## SET TASK
Search the material for the word "постановлением" and report each line where it turns up.
[start EXTRACTED ENTRIES]
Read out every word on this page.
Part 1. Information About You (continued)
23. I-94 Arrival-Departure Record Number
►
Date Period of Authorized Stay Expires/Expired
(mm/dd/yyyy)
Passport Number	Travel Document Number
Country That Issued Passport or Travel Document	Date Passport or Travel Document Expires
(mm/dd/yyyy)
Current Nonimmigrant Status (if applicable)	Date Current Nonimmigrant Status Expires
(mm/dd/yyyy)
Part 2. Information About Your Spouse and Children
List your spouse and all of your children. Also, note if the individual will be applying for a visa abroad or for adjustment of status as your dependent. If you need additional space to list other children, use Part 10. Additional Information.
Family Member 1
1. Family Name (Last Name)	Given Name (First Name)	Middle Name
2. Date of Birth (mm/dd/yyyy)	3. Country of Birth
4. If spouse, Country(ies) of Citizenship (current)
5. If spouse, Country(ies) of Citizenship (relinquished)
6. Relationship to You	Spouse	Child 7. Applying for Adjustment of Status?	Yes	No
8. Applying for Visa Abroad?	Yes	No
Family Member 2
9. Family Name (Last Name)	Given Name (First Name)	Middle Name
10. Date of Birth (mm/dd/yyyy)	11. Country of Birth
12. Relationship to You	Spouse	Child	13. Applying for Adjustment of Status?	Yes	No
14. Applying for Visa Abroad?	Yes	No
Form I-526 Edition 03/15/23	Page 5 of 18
[end EXTRACTED ENTRIES]
[start EXTRACTED ENTRIES]
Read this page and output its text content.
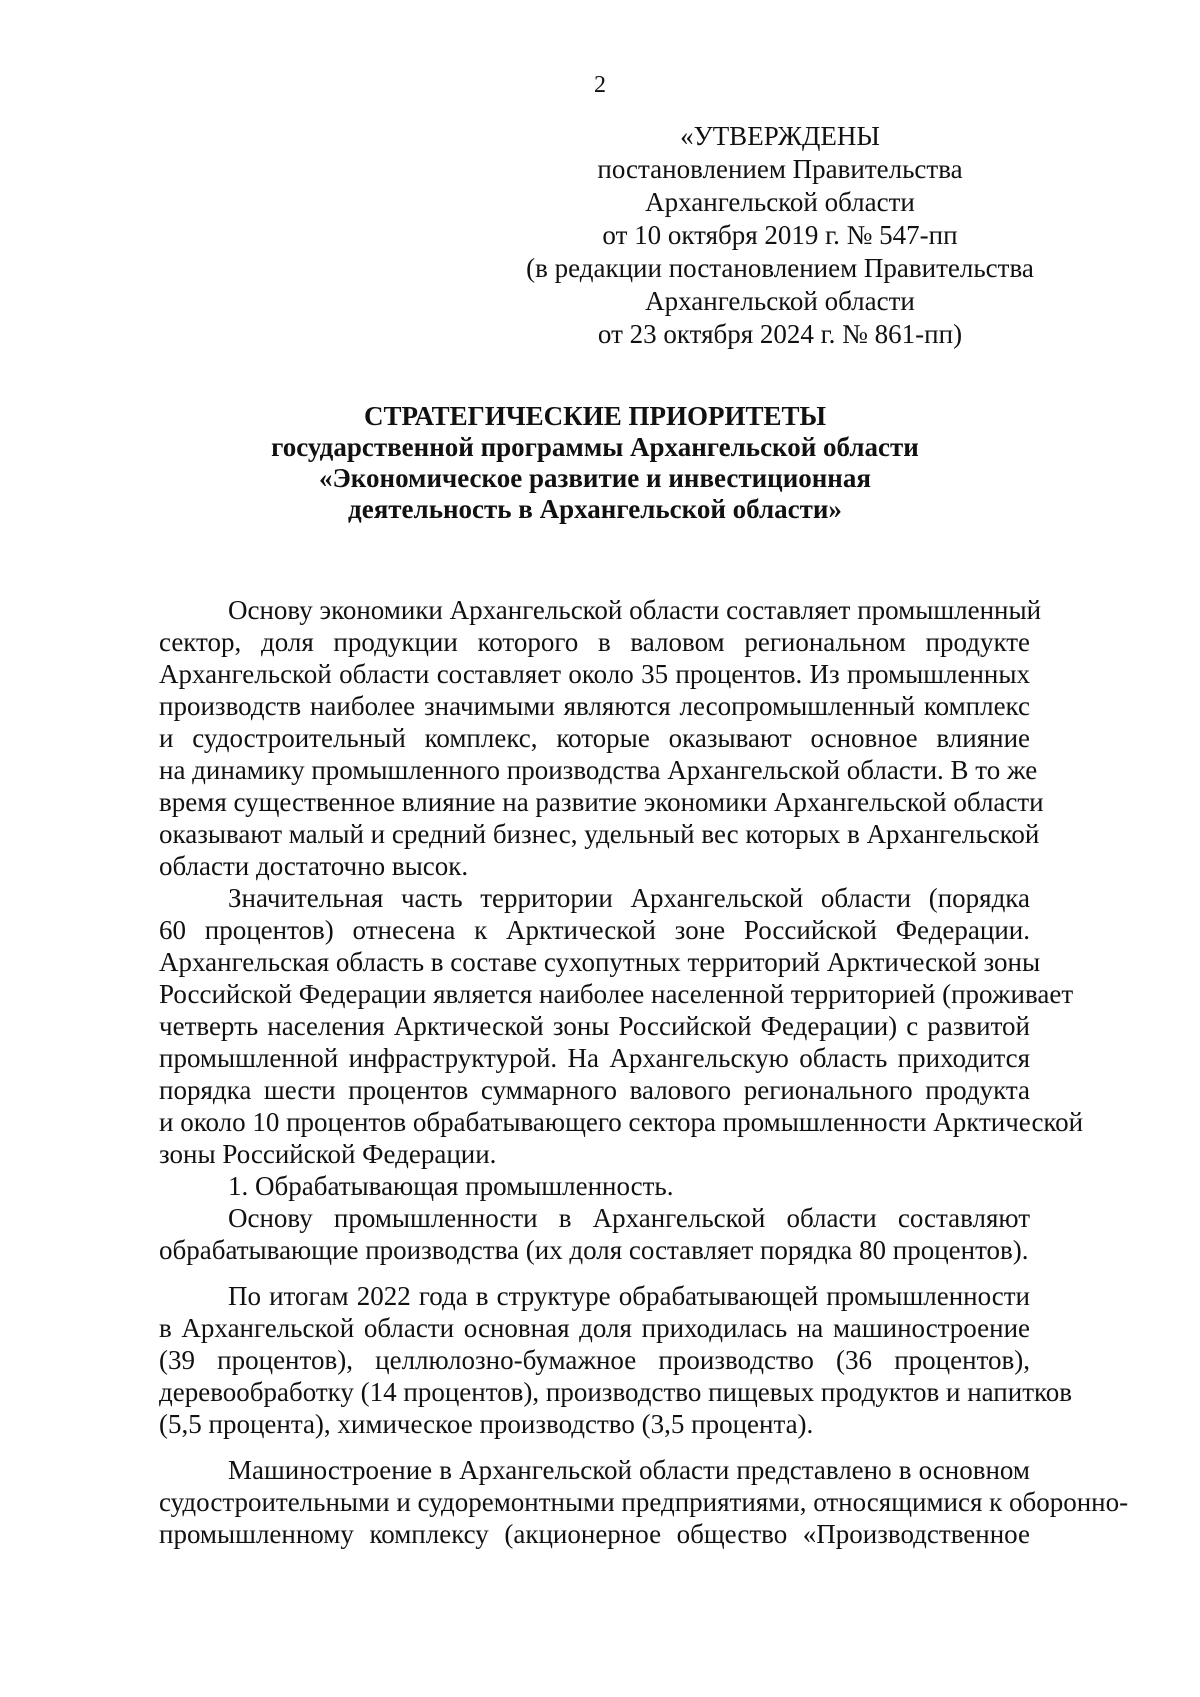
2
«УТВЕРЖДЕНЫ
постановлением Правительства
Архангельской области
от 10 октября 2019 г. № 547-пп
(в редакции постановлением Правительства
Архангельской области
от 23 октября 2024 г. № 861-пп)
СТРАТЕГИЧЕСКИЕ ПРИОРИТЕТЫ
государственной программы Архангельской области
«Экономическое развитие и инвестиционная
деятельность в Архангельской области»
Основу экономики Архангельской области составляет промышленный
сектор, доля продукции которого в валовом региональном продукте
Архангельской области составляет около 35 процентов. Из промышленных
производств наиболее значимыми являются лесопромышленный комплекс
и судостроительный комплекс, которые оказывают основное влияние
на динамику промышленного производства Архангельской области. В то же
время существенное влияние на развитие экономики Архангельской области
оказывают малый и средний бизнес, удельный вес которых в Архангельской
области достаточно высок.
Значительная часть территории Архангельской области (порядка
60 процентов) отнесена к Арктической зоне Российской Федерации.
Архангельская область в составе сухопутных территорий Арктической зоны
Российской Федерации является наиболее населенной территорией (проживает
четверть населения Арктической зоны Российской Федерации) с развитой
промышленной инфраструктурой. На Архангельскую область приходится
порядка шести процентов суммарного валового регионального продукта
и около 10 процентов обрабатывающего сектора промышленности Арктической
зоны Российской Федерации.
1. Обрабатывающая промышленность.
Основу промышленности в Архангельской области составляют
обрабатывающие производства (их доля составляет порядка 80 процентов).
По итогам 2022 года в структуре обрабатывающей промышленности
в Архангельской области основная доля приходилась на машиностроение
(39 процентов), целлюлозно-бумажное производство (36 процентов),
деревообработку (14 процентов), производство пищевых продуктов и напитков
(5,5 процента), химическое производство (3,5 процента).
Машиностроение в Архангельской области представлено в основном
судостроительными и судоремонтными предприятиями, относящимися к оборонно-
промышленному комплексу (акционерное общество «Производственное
[end EXTRACTED ENTRIES]
## ANSWER TO THE EXERCISE
постановлением Правительства
(в редакции постановлением Правительства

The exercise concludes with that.